> _Exercise task_
Count how many lines of the material hold "maarifa". Respond with that number alone.

> _Data lines_
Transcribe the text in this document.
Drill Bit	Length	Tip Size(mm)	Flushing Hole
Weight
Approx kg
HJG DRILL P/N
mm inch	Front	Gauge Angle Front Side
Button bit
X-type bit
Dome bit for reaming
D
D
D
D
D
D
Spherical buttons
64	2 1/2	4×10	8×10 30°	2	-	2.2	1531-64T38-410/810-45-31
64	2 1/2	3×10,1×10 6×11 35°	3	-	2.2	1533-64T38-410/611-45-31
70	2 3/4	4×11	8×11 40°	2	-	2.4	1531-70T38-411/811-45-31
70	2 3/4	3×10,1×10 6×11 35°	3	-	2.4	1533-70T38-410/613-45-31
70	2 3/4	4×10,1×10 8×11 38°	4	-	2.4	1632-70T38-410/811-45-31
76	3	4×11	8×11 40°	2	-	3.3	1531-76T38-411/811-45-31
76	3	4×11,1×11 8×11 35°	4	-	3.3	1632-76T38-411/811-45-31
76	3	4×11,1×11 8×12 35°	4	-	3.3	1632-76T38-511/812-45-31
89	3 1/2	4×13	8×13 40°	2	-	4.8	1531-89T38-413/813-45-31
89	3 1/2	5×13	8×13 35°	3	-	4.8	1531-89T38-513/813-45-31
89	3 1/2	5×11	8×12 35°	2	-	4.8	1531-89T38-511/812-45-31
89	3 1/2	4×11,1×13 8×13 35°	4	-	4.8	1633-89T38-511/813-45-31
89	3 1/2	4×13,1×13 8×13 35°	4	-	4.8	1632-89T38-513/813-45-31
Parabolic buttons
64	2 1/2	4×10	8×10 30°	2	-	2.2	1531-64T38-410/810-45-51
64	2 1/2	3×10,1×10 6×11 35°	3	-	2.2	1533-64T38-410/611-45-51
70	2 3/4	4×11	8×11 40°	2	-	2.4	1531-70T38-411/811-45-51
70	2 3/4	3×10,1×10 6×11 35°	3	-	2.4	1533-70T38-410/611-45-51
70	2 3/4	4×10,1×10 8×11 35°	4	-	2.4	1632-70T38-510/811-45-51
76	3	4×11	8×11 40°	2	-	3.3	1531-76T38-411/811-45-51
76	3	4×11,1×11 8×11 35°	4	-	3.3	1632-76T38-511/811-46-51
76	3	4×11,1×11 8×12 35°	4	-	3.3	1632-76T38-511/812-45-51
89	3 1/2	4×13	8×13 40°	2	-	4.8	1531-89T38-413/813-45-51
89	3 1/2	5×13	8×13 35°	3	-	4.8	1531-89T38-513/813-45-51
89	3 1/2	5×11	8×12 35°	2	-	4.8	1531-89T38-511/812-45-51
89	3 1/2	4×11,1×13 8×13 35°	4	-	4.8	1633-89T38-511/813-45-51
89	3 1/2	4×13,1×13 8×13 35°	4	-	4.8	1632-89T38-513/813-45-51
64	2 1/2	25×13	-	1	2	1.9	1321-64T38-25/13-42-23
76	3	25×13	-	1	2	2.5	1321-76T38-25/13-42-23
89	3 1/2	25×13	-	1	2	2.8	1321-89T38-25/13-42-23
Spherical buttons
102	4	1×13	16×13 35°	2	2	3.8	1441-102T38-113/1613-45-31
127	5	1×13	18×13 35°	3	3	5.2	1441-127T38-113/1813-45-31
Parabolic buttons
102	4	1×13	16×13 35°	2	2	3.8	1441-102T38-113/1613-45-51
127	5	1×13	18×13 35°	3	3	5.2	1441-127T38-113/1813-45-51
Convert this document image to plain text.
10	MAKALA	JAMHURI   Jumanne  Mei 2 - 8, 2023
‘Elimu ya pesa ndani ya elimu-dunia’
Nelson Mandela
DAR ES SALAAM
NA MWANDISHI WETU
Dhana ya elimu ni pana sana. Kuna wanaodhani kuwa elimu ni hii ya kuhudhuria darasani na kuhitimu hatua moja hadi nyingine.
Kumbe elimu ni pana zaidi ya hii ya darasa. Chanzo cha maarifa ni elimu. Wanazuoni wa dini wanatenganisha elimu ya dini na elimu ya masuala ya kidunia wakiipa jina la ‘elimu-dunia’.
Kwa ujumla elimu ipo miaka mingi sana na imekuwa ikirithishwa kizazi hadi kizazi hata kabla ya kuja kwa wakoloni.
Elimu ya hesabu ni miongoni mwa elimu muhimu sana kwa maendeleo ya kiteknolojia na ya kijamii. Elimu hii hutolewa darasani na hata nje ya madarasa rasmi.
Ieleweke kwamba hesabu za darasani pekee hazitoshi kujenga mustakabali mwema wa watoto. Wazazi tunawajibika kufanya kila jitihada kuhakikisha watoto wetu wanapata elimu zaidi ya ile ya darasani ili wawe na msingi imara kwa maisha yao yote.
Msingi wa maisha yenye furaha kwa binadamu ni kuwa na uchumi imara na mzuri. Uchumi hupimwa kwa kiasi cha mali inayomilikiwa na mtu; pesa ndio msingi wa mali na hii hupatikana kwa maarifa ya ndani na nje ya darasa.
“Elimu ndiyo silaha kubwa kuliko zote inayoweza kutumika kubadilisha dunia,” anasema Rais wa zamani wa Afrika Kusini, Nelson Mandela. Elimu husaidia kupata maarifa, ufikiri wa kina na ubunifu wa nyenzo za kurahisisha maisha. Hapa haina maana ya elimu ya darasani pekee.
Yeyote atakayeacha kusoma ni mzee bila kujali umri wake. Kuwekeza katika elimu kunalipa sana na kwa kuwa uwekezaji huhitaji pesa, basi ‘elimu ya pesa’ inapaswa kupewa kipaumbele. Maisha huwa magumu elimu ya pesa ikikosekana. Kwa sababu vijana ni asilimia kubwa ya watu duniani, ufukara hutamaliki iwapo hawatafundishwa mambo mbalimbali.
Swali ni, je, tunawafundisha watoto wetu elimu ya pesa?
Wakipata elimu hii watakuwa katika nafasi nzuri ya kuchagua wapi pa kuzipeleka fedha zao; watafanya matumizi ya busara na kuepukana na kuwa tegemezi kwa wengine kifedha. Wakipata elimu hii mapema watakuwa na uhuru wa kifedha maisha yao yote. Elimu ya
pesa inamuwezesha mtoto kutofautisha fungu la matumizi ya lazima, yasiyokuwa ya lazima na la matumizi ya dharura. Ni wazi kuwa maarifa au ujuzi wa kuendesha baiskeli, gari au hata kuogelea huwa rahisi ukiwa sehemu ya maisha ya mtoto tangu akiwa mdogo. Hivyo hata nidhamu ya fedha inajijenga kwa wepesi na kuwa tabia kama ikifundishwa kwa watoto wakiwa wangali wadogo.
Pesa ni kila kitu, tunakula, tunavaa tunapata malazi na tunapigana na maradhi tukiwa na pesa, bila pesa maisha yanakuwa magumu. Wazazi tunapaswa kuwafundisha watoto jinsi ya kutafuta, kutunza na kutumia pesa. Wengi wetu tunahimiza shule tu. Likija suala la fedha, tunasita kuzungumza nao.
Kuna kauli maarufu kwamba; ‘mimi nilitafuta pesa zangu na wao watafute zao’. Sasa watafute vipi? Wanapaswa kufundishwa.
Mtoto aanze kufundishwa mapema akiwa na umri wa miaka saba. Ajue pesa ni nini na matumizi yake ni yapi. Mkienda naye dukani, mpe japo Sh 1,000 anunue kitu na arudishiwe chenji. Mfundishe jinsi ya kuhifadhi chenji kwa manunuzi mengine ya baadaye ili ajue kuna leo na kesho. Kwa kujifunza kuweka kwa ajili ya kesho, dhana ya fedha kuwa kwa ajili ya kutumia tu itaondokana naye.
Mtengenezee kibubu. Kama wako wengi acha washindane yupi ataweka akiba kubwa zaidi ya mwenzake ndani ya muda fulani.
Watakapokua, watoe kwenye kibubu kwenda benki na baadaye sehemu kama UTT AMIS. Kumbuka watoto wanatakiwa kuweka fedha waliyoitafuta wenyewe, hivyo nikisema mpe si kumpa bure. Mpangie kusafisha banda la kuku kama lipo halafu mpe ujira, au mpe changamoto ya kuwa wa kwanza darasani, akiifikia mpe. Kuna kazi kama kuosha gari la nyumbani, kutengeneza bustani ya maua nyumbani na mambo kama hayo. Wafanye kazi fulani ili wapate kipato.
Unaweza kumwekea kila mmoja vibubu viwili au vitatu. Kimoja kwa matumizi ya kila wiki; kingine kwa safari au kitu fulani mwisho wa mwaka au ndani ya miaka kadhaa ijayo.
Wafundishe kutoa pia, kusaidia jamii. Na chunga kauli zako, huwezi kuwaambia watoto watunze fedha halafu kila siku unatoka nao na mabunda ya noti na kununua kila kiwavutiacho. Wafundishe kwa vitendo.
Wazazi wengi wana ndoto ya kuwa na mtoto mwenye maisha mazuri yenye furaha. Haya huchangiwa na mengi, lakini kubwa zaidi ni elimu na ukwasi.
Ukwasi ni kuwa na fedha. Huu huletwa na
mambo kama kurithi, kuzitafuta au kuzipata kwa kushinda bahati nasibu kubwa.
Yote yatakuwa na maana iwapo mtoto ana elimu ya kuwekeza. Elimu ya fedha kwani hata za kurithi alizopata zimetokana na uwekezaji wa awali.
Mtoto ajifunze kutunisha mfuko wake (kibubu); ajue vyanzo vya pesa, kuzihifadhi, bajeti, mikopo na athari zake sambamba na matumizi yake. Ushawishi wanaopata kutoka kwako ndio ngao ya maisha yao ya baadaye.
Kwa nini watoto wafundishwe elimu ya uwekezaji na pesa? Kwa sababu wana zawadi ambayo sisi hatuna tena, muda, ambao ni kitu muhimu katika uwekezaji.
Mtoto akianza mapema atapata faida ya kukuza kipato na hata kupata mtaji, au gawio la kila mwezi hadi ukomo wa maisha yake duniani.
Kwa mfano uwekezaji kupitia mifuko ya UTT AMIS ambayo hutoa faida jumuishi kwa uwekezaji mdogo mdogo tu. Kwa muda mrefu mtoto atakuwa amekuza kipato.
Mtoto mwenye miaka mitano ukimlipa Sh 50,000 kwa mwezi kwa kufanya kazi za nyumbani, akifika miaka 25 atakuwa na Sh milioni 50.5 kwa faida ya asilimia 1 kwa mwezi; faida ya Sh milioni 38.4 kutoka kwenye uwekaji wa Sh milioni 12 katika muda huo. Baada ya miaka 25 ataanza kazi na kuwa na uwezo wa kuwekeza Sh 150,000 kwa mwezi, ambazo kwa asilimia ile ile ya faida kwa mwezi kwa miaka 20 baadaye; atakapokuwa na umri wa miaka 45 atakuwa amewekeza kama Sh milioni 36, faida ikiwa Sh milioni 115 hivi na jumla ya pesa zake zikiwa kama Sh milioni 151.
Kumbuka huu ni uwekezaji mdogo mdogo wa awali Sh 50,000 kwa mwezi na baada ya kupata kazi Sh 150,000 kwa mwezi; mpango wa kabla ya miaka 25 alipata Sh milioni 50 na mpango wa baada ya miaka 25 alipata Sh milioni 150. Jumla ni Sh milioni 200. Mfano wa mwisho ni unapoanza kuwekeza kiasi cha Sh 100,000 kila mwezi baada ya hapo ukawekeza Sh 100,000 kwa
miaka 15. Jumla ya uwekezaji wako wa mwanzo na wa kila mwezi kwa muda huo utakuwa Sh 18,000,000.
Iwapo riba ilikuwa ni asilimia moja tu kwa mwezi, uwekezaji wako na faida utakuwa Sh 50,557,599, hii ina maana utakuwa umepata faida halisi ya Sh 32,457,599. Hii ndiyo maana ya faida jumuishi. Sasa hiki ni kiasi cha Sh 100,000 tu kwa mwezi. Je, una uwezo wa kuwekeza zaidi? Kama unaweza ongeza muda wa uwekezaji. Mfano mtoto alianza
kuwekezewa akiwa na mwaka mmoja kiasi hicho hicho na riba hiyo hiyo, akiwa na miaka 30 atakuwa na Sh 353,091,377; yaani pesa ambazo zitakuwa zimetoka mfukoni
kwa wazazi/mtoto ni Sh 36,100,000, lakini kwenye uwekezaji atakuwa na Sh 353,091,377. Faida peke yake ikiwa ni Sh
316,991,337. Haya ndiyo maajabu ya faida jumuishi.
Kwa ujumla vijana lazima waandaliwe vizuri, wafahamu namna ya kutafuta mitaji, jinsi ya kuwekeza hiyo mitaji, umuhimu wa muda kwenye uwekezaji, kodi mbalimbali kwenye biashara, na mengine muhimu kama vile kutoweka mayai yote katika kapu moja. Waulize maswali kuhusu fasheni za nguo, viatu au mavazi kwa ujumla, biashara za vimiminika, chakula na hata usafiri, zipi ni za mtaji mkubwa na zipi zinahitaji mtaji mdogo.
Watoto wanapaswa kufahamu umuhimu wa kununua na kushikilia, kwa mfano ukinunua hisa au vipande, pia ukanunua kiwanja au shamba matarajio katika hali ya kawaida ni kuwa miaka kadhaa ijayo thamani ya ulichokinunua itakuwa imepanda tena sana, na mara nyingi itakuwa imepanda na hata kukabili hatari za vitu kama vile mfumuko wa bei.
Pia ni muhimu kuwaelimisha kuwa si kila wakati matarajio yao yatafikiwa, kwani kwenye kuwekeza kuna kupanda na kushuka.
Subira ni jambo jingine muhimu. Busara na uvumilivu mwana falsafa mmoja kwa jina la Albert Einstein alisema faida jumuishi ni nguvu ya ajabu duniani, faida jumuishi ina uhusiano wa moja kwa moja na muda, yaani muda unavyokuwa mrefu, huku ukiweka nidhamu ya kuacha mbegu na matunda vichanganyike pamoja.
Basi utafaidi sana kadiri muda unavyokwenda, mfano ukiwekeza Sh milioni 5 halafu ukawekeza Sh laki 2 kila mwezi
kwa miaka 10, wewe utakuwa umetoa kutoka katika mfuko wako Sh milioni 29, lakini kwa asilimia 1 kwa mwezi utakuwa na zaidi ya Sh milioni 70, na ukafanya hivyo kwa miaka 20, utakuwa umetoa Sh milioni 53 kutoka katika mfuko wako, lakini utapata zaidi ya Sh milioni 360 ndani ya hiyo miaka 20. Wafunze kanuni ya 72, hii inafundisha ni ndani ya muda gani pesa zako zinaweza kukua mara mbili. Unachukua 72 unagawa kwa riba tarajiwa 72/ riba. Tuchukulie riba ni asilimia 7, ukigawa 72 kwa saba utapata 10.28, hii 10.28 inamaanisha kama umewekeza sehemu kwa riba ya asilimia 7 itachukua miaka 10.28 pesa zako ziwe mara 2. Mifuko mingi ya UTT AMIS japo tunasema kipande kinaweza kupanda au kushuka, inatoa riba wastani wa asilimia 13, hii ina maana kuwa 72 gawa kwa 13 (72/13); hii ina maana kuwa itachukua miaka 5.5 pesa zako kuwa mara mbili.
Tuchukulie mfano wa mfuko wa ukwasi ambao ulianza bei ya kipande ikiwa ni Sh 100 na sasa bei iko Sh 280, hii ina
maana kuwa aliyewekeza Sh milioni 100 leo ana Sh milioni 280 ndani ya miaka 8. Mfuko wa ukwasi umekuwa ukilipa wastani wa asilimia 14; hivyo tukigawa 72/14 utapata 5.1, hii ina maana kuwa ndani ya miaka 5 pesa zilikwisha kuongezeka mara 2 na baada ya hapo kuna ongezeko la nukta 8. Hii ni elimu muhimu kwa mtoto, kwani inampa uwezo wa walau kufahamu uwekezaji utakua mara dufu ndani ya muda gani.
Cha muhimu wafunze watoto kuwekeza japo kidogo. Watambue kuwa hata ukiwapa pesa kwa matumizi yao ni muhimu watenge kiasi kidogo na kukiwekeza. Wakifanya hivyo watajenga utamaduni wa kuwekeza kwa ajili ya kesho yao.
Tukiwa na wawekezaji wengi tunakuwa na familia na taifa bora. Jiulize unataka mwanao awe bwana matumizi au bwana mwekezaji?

> _Result of the task_
4